• TO DO: Please print all of the material below, word for word.

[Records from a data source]
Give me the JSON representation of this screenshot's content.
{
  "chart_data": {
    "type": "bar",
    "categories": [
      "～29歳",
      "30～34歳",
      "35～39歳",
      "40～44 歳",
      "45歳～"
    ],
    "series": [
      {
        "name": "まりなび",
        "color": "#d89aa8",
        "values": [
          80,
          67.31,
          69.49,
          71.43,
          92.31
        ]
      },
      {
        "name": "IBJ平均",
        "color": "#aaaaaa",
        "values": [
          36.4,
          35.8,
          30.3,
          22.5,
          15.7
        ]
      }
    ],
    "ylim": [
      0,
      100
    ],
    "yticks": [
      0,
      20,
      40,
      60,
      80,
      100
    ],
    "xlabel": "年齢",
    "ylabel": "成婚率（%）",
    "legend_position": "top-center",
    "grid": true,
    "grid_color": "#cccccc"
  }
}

• FINAL RESULT:
Give me the JSON representation of this screenshot's content.
{
  "chart_data": {
    "type": "bar",
    "categories": [
      "～29歳",
      "30～34歳",
      "35～39歳",
      "40～44 歳",
      "45歳～"
    ],
    "series": [
      {
        "name": "まりなび",
        "color": "#d89aa8",
        "values": [
          80,
          67.31,
          69.49,
          71.43,
          92.31
        ]
      },
      {
        "name": "IBJ平均",
        "color": "#aaaaaa",
        "values": [
          36.4,
          35.8,
          30.3,
          22.5,
          15.7
        ]
      }
    ],
    "ylim": [
      0,
      100
    ],
    "yticks": [
      0,
      20,
      40,
      60,
      80,
      100
    ],
    "xlabel": "年齢",
    "ylabel": "成婚率（%）",
    "legend_position": "top-center",
    "grid": true,
    "grid_color": "#cccccc"
  }
}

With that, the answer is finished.